Exercise. Reproduce each line exactly. Skip none.
══ Exercise material ══
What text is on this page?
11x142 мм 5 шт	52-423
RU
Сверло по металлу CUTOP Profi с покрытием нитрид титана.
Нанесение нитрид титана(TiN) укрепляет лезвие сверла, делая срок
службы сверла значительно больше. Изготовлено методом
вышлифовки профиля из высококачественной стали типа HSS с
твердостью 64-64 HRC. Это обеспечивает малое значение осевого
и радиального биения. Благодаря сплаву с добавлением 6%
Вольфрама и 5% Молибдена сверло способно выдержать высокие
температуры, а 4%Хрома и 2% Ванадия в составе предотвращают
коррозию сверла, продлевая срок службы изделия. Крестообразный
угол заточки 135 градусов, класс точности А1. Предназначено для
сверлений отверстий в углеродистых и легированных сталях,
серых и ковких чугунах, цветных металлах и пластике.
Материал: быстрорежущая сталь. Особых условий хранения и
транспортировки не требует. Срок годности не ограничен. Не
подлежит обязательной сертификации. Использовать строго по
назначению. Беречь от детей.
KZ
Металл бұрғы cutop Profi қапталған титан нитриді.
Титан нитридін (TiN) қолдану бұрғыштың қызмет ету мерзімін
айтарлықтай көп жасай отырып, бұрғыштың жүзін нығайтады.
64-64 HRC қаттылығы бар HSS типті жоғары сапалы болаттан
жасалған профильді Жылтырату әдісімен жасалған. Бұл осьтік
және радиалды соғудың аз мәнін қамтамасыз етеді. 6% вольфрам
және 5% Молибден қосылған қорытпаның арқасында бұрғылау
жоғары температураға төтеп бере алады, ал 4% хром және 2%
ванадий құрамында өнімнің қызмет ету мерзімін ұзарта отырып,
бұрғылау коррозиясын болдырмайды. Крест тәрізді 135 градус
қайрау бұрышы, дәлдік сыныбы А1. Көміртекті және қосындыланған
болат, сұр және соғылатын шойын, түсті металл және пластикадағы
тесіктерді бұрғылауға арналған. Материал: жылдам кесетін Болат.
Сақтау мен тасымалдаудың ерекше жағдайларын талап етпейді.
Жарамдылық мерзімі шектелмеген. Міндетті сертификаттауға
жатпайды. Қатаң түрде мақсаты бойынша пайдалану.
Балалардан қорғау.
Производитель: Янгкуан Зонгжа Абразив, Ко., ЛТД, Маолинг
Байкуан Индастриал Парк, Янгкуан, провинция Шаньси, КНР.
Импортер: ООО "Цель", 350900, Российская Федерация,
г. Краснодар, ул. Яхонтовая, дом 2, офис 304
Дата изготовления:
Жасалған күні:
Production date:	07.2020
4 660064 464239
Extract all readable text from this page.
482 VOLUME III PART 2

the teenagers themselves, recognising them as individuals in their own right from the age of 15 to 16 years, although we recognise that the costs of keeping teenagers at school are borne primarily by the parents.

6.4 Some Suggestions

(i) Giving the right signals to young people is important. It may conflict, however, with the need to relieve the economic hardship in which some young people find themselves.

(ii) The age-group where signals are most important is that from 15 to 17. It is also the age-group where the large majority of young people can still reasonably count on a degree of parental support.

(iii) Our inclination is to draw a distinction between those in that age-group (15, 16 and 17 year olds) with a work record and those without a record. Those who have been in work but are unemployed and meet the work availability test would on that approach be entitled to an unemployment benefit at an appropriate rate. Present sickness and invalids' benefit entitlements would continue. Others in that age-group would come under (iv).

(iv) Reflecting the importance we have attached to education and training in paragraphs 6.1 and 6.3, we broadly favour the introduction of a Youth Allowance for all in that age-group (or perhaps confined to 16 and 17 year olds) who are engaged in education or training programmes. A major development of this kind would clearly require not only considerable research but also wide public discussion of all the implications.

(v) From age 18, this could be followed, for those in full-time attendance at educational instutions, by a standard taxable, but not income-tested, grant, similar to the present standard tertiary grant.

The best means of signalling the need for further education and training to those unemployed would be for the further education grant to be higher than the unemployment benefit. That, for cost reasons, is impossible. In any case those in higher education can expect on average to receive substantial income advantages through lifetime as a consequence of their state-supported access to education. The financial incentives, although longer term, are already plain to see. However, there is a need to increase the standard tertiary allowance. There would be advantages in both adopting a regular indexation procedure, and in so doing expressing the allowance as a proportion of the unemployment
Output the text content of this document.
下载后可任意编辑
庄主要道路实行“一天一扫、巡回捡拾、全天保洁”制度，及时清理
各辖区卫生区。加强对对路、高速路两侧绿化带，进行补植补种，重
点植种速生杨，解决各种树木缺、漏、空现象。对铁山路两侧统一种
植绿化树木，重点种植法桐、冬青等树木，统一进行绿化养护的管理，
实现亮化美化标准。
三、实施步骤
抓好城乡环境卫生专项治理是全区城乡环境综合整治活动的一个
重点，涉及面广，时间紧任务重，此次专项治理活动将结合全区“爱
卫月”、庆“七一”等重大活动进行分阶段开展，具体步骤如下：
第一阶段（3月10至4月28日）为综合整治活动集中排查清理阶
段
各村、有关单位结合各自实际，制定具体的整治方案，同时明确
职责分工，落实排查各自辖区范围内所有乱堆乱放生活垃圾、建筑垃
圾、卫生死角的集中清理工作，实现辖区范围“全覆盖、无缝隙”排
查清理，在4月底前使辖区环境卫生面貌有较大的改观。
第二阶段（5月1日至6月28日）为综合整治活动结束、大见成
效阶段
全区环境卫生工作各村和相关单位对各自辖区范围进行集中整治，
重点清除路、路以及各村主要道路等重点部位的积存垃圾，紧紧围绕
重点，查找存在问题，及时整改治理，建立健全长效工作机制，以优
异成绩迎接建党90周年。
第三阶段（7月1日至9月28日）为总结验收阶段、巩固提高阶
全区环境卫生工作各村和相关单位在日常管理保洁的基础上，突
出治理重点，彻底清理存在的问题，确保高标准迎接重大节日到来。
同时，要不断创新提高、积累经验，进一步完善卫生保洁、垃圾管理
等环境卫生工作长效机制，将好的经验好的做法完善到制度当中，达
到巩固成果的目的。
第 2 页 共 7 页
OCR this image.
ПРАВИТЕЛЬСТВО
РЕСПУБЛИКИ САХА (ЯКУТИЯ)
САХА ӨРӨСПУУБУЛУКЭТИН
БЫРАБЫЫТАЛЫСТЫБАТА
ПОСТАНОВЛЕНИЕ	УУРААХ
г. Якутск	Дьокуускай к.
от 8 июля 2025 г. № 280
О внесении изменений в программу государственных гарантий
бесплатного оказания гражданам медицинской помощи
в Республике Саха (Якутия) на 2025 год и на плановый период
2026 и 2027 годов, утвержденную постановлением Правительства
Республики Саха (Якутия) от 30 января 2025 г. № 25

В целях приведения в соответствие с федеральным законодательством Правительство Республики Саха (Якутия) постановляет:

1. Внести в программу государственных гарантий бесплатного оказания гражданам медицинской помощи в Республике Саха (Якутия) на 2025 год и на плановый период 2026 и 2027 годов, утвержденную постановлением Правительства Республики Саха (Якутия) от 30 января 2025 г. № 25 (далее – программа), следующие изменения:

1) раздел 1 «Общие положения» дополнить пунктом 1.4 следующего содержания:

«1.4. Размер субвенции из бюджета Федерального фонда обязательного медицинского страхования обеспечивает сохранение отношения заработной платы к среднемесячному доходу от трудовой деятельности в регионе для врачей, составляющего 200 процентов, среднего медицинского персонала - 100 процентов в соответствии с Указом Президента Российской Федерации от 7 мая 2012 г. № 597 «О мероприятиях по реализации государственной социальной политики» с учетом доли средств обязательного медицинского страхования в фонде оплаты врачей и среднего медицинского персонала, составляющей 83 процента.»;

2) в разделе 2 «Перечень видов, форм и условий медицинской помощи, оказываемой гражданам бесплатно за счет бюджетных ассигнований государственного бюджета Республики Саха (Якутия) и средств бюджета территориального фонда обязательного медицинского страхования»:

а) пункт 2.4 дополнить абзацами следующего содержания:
═══
Full output.
What text is on this page?
11x142 мм 5 шт	52-423
RU
Сверло по металлу CUTOP Profi с покрытием нитрид титана.
Нанесение нитрид титана(TiN) укрепляет лезвие сверла, делая срок
службы сверла значительно больше. Изготовлено методом
вышлифовки профиля из высококачественной стали типа HSS с
твердостью 64-64 HRC. Это обеспечивает малое значение осевого
и радиального биения. Благодаря сплаву с добавлением 6%
Вольфрама и 5% Молибдена сверло способно выдержать высокие
температуры, а 4%Хрома и 2% Ванадия в составе предотвращают
коррозию сверла, продлевая срок службы изделия. Крестообразный
угол заточки 135 градусов, класс точности А1. Предназначено для
сверлений отверстий в углеродистых и легированных сталях,
серых и ковких чугунах, цветных металлах и пластике.
Материал: быстрорежущая сталь. Особых условий хранения и
транспортировки не требует. Срок годности не ограничен. Не
подлежит обязательной сертификации. Использовать строго по
назначению. Беречь от детей.
KZ
Металл бұрғы cutop Profi қапталған титан нитриді.
Титан нитридін (TiN) қолдану бұрғыштың қызмет ету мерзімін
айтарлықтай көп жасай отырып, бұрғыштың жүзін нығайтады.
64-64 HRC қаттылығы бар HSS типті жоғары сапалы болаттан
жасалған профильді Жылтырату әдісімен жасалған. Бұл осьтік
және радиалды соғудың аз мәнін қамтамасыз етеді. 6% вольфрам
және 5% Молибден қосылған қорытпаның арқасында бұрғылау
жоғары температураға төтеп бере алады, ал 4% хром және 2%
ванадий құрамында өнімнің қызмет ету мерзімін ұзарта отырып,
бұрғылау коррозиясын болдырмайды. Крест тәрізді 135 градус
қайрау бұрышы, дәлдік сыныбы А1. Көміртекті және қосындыланған
болат, сұр және соғылатын шойын, түсті металл және пластикадағы
тесіктерді бұрғылауға арналған. Материал: жылдам кесетін Болат.
Сақтау мен тасымалдаудың ерекше жағдайларын талап етпейді.
Жарамдылық мерзімі шектелмеген. Міндетті сертификаттауға
жатпайды. Қатаң түрде мақсаты бойынша пайдалану.
Балалардан қорғау.
Производитель: Янгкуан Зонгжа Абразив, Ко., ЛТД, Маолинг
Байкуан Индастриал Парк, Янгкуан, провинция Шаньси, КНР.
Импортер: ООО "Цель", 350900, Российская Федерация,
г. Краснодар, ул. Яхонтовая, дом 2, офис 304
Дата изготовления:
Жасалған күні:
Production date:	07.2020
4 660064 464239
Extract all readable text from this page.
482 VOLUME III PART 2

the teenagers themselves, recognising them as individuals in their own right from the age of 15 to 16 years, although we recognise that the costs of keeping teenagers at school are borne primarily by the parents.

6.4 Some Suggestions

(i) Giving the right signals to young people is important. It may conflict, however, with the need to relieve the economic hardship in which some young people find themselves.

(ii) The age-group where signals are most important is that from 15 to 17. It is also the age-group where the large majority of young people can still reasonably count on a degree of parental support.

(iii) Our inclination is to draw a distinction between those in that age-group (15, 16 and 17 year olds) with a work record and those without a record. Those who have been in work but are unemployed and meet the work availability test would on that approach be entitled to an unemployment benefit at an appropriate rate. Present sickness and invalids' benefit entitlements would continue. Others in that age-group would come under (iv).

(iv) Reflecting the importance we have attached to education and training in paragraphs 6.1 and 6.3, we broadly favour the introduction of a Youth Allowance for all in that age-group (or perhaps confined to 16 and 17 year olds) who are engaged in education or training programmes. A major development of this kind would clearly require not only considerable research but also wide public discussion of all the implications.

(v) From age 18, this could be followed, for those in full-time attendance at educational instutions, by a standard taxable, but not income-tested, grant, similar to the present standard tertiary grant.

The best means of signalling the need for further education and training to those unemployed would be for the further education grant to be higher than the unemployment benefit. That, for cost reasons, is impossible. In any case those in higher education can expect on average to receive substantial income advantages through lifetime as a consequence of their state-supported access to education. The financial incentives, although longer term, are already plain to see. However, there is a need to increase the standard tertiary allowance. There would be advantages in both adopting a regular indexation procedure, and in so doing expressing the allowance as a proportion of the unemployment
Output the text content of this document.
下载后可任意编辑
庄主要道路实行“一天一扫、巡回捡拾、全天保洁”制度，及时清理
各辖区卫生区。加强对对路、高速路两侧绿化带，进行补植补种，重
点植种速生杨，解决各种树木缺、漏、空现象。对铁山路两侧统一种
植绿化树木，重点种植法桐、冬青等树木，统一进行绿化养护的管理，
实现亮化美化标准。
三、实施步骤
抓好城乡环境卫生专项治理是全区城乡环境综合整治活动的一个
重点，涉及面广，时间紧任务重，此次专项治理活动将结合全区“爱
卫月”、庆“七一”等重大活动进行分阶段开展，具体步骤如下：
第一阶段（3月10至4月28日）为综合整治活动集中排查清理阶
段
各村、有关单位结合各自实际，制定具体的整治方案，同时明确
职责分工，落实排查各自辖区范围内所有乱堆乱放生活垃圾、建筑垃
圾、卫生死角的集中清理工作，实现辖区范围“全覆盖、无缝隙”排
查清理，在4月底前使辖区环境卫生面貌有较大的改观。
第二阶段（5月1日至6月28日）为综合整治活动结束、大见成
效阶段
全区环境卫生工作各村和相关单位对各自辖区范围进行集中整治，
重点清除路、路以及各村主要道路等重点部位的积存垃圾，紧紧围绕
重点，查找存在问题，及时整改治理，建立健全长效工作机制，以优
异成绩迎接建党90周年。
第三阶段（7月1日至9月28日）为总结验收阶段、巩固提高阶
全区环境卫生工作各村和相关单位在日常管理保洁的基础上，突
出治理重点，彻底清理存在的问题，确保高标准迎接重大节日到来。
同时，要不断创新提高、积累经验，进一步完善卫生保洁、垃圾管理
等环境卫生工作长效机制，将好的经验好的做法完善到制度当中，达
到巩固成果的目的。
第 2 页 共 7 页
OCR this image.
ПРАВИТЕЛЬСТВО
РЕСПУБЛИКИ САХА (ЯКУТИЯ)
САХА ӨРӨСПУУБУЛУКЭТИН
БЫРАБЫЫТАЛЫСТЫБАТА
ПОСТАНОВЛЕНИЕ	УУРААХ
г. Якутск	Дьокуускай к.
от 8 июля 2025 г. № 280
О внесении изменений в программу государственных гарантий
бесплатного оказания гражданам медицинской помощи
в Республике Саха (Якутия) на 2025 год и на плановый период
2026 и 2027 годов, утвержденную постановлением Правительства
Республики Саха (Якутия) от 30 января 2025 г. № 25

В целях приведения в соответствие с федеральным законодательством Правительство Республики Саха (Якутия) постановляет:

1. Внести в программу государственных гарантий бесплатного оказания гражданам медицинской помощи в Республике Саха (Якутия) на 2025 год и на плановый период 2026 и 2027 годов, утвержденную постановлением Правительства Республики Саха (Якутия) от 30 января 2025 г. № 25 (далее – программа), следующие изменения:

1) раздел 1 «Общие положения» дополнить пунктом 1.4 следующего содержания:

«1.4. Размер субвенции из бюджета Федерального фонда обязательного медицинского страхования обеспечивает сохранение отношения заработной платы к среднемесячному доходу от трудовой деятельности в регионе для врачей, составляющего 200 процентов, среднего медицинского персонала - 100 процентов в соответствии с Указом Президента Российской Федерации от 7 мая 2012 г. № 597 «О мероприятиях по реализации государственной социальной политики» с учетом доли средств обязательного медицинского страхования в фонде оплаты врачей и среднего медицинского персонала, составляющей 83 процента.»;

2) в разделе 2 «Перечень видов, форм и условий медицинской помощи, оказываемой гражданам бесплатно за счет бюджетных ассигнований государственного бюджета Республики Саха (Якутия) и средств бюджета территориального фонда обязательного медицинского страхования»:

а) пункт 2.4 дополнить абзацами следующего содержания:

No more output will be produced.